### WORK TO BE COMPLETED
Retype the material that follows, keeping every word as it is.

### GIVEN INFORMATION
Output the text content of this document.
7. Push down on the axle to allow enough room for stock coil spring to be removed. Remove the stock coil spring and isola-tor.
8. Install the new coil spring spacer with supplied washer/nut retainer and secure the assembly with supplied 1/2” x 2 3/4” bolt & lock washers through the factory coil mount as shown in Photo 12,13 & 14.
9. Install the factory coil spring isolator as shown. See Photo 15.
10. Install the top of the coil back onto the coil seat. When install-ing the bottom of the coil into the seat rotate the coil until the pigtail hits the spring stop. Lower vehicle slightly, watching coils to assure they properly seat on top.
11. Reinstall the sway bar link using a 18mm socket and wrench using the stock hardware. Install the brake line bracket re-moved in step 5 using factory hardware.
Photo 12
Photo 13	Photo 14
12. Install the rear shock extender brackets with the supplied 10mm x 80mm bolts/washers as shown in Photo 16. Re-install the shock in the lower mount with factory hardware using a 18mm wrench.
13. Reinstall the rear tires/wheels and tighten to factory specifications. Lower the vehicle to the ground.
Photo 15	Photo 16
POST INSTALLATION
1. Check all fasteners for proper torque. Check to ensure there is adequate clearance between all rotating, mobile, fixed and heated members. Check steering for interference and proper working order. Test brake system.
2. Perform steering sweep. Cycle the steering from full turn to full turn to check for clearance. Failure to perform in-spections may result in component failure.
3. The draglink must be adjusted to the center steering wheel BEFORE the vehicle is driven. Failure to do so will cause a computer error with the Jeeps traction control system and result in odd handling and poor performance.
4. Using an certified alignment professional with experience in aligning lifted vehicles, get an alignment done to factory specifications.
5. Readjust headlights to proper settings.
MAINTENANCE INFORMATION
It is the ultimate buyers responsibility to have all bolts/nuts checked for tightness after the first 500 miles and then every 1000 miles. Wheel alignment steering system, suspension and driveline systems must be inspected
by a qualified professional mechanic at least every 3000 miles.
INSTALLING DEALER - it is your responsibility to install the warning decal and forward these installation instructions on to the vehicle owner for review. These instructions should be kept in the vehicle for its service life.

### ANSWER BELOW
Output the text content of this document.
7. Push down on the axle to allow enough room for stock coil spring to be removed. Remove the stock coil spring and isola-tor.
8. Install the new coil spring spacer with supplied washer/nut retainer and secure the assembly with supplied 1/2” x 2 3/4” bolt & lock washers through the factory coil mount as shown in Photo 12,13 & 14.
9. Install the factory coil spring isolator as shown. See Photo 15.
10. Install the top of the coil back onto the coil seat. When install-ing the bottom of the coil into the seat rotate the coil until the pigtail hits the spring stop. Lower vehicle slightly, watching coils to assure they properly seat on top.
11. Reinstall the sway bar link using a 18mm socket and wrench using the stock hardware. Install the brake line bracket re-moved in step 5 using factory hardware.
Photo 12
Photo 13	Photo 14
12. Install the rear shock extender brackets with the supplied 10mm x 80mm bolts/washers as shown in Photo 16. Re-install the shock in the lower mount with factory hardware using a 18mm wrench.
13. Reinstall the rear tires/wheels and tighten to factory specifications. Lower the vehicle to the ground.
Photo 15	Photo 16
POST INSTALLATION
1. Check all fasteners for proper torque. Check to ensure there is adequate clearance between all rotating, mobile, fixed and heated members. Check steering for interference and proper working order. Test brake system.
2. Perform steering sweep. Cycle the steering from full turn to full turn to check for clearance. Failure to perform in-spections may result in component failure.
3. The draglink must be adjusted to the center steering wheel BEFORE the vehicle is driven. Failure to do so will cause a computer error with the Jeeps traction control system and result in odd handling and poor performance.
4. Using an certified alignment professional with experience in aligning lifted vehicles, get an alignment done to factory specifications.
5. Readjust headlights to proper settings.
MAINTENANCE INFORMATION
It is the ultimate buyers responsibility to have all bolts/nuts checked for tightness after the first 500 miles and then every 1000 miles. Wheel alignment steering system, suspension and driveline systems must be inspected
by a qualified professional mechanic at least every 3000 miles.
INSTALLING DEALER - it is your responsibility to install the warning decal and forward these installation instructions on to the vehicle owner for review. These instructions should be kept in the vehicle for its service life.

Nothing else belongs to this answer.